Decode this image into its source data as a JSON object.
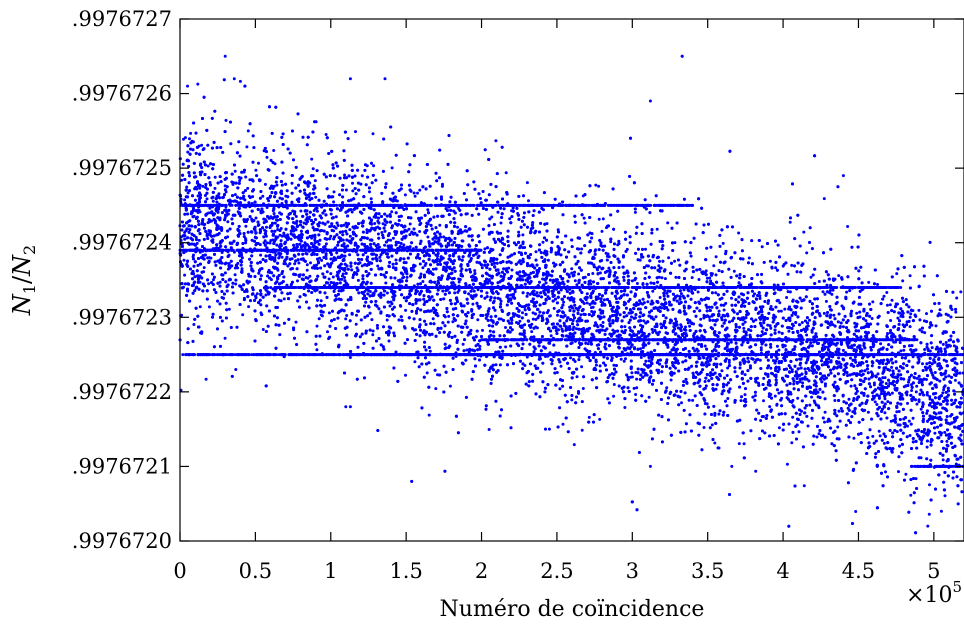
{
  "chart_data": {
    "type": "scatter",
    "title": "",
    "xlabel": "Numéro de coïncidence",
    "ylabel": {
      "base1": "N",
      "sub1": "1",
      "slash": "/",
      "base2": "N",
      "sub2": "2"
    },
    "x_multiplier": {
      "prefix": "×10",
      "exponent": "5"
    },
    "xlim": [
      0,
      5.2
    ],
    "ylim": [
      0.997672,
      0.9976727
    ],
    "x_ticks": [
      0,
      0.5,
      1,
      1.5,
      2,
      2.5,
      3,
      3.5,
      4,
      4.5,
      5
    ],
    "x_tick_labels": [
      "0",
      "0.5",
      "1",
      "1.5",
      "2",
      "2.5",
      "3",
      "3.5",
      "4",
      "4.5",
      "5"
    ],
    "y_ticks": [
      0.997672,
      0.9976721,
      0.9976722,
      0.9976723,
      0.9976724,
      0.9976725,
      0.9976726,
      0.9976727
    ],
    "y_tick_labels": [
      ".9976720",
      ".9976721",
      ".9976722",
      ".9976723",
      ".9976724",
      ".9976725",
      ".9976726",
      ".9976727"
    ],
    "grid": false,
    "marker_color": "#0000ff",
    "trend": [
      {
        "x": 0,
        "y": 0.99767242
      },
      {
        "x": 1,
        "y": 0.9976724
      },
      {
        "x": 2,
        "y": 0.99767234
      },
      {
        "x": 3,
        "y": 0.9976723
      },
      {
        "x": 4,
        "y": 0.99767226
      },
      {
        "x": 4.5,
        "y": 0.99767224
      },
      {
        "x": 5,
        "y": 0.9976722
      },
      {
        "x": 5.2,
        "y": 0.99767219
      }
    ],
    "bands": [
      {
        "y": 0.99767225,
        "x_start": 0,
        "x_end": 3.4
      },
      {
        "y": 0.99767245,
        "x_start": 0,
        "x_end": 3.4
      },
      {
        "y": 0.99767239,
        "x_start": 0,
        "x_end": 2.0
      },
      {
        "y": 0.99767234,
        "x_start": 0.6,
        "x_end": 4.8
      },
      {
        "y": 0.99767227,
        "x_start": 2.0,
        "x_end": 4.9
      },
      {
        "y": 0.99767225,
        "x_start": 1.1,
        "x_end": 5.2
      },
      {
        "y": 0.9976721,
        "x_start": 4.85,
        "x_end": 5.2
      }
    ],
    "points": [
      {
        "x": 0.05,
        "y": 0.99767261
      },
      {
        "x": 0.3,
        "y": 0.99767265
      },
      {
        "x": 0.36,
        "y": 0.99767262
      },
      {
        "x": 1.13,
        "y": 0.99767262
      },
      {
        "x": 1.36,
        "y": 0.99767262
      },
      {
        "x": 3.12,
        "y": 0.99767259
      },
      {
        "x": 4.4,
        "y": 0.99767249
      },
      {
        "x": 1.1,
        "y": 0.99767218
      },
      {
        "x": 1.13,
        "y": 0.99767218
      },
      {
        "x": 0.37,
        "y": 0.99767223
      },
      {
        "x": 3.12,
        "y": 0.9976721
      },
      {
        "x": 3.66,
        "y": 0.9976721
      },
      {
        "x": 4.96,
        "y": 0.99767202
      },
      {
        "x": 5.05,
        "y": 0.99767204
      },
      {
        "x": 2.45,
        "y": 0.99767215
      }
    ],
    "series": [
      {
        "marker": "dot",
        "color": "#0000ff",
        "count": 14000,
        "noise_sd": 6e-08
      }
    ]
  }
}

EXERCISE REQUIREMENTS: Restate the full listing verbatim and drop every picture.

THE COMPLETED TASK:
Decode this image into its source data as a JSON object.
{
  "chart_data": {
    "type": "scatter",
    "title": "",
    "xlabel": "Numéro de coïncidence",
    "ylabel": {
      "base1": "N",
      "sub1": "1",
      "slash": "/",
      "base2": "N",
      "sub2": "2"
    },
    "x_multiplier": {
      "prefix": "×10",
      "exponent": "5"
    },
    "xlim": [
      0,
      5.2
    ],
    "ylim": [
      0.997672,
      0.9976727
    ],
    "x_ticks": [
      0,
      0.5,
      1,
      1.5,
      2,
      2.5,
      3,
      3.5,
      4,
      4.5,
      5
    ],
    "x_tick_labels": [
      "0",
      "0.5",
      "1",
      "1.5",
      "2",
      "2.5",
      "3",
      "3.5",
      "4",
      "4.5",
      "5"
    ],
    "y_ticks": [
      0.997672,
      0.9976721,
      0.9976722,
      0.9976723,
      0.9976724,
      0.9976725,
      0.9976726,
      0.9976727
    ],
    "y_tick_labels": [
      ".9976720",
      ".9976721",
      ".9976722",
      ".9976723",
      ".9976724",
      ".9976725",
      ".9976726",
      ".9976727"
    ],
    "grid": false,
    "marker_color": "#0000ff",
    "trend": [
      {
        "x": 0,
        "y": 0.99767242
      },
      {
        "x": 1,
        "y": 0.9976724
      },
      {
        "x": 2,
        "y": 0.99767234
      },
      {
        "x": 3,
        "y": 0.9976723
      },
      {
        "x": 4,
        "y": 0.99767226
      },
      {
        "x": 4.5,
        "y": 0.99767224
      },
      {
        "x": 5,
        "y": 0.9976722
      },
      {
        "x": 5.2,
        "y": 0.99767219
      }
    ],
    "bands": [
      {
        "y": 0.99767225,
        "x_start": 0,
        "x_end": 3.4
      },
      {
        "y": 0.99767245,
        "x_start": 0,
        "x_end": 3.4
      },
      {
        "y": 0.99767239,
        "x_start": 0,
        "x_end": 2.0
      },
      {
        "y": 0.99767234,
        "x_start": 0.6,
        "x_end": 4.8
      },
      {
        "y": 0.99767227,
        "x_start": 2.0,
        "x_end": 4.9
      },
      {
        "y": 0.99767225,
        "x_start": 1.1,
        "x_end": 5.2
      },
      {
        "y": 0.9976721,
        "x_start": 4.85,
        "x_end": 5.2
      }
    ],
    "points": [
      {
        "x": 0.05,
        "y": 0.99767261
      },
      {
        "x": 0.3,
        "y": 0.99767265
      },
      {
        "x": 0.36,
        "y": 0.99767262
      },
      {
        "x": 1.13,
        "y": 0.99767262
      },
      {
        "x": 1.36,
        "y": 0.99767262
      },
      {
        "x": 3.12,
        "y": 0.99767259
      },
      {
        "x": 4.4,
        "y": 0.99767249
      },
      {
        "x": 1.1,
        "y": 0.99767218
      },
      {
        "x": 1.13,
        "y": 0.99767218
      },
      {
        "x": 0.37,
        "y": 0.99767223
      },
      {
        "x": 3.12,
        "y": 0.9976721
      },
      {
        "x": 3.66,
        "y": 0.9976721
      },
      {
        "x": 4.96,
        "y": 0.99767202
      },
      {
        "x": 5.05,
        "y": 0.99767204
      },
      {
        "x": 2.45,
        "y": 0.99767215
      }
    ],
    "series": [
      {
        "marker": "dot",
        "color": "#0000ff",
        "count": 14000,
        "noise_sd": 6e-08
      }
    ]
  }
}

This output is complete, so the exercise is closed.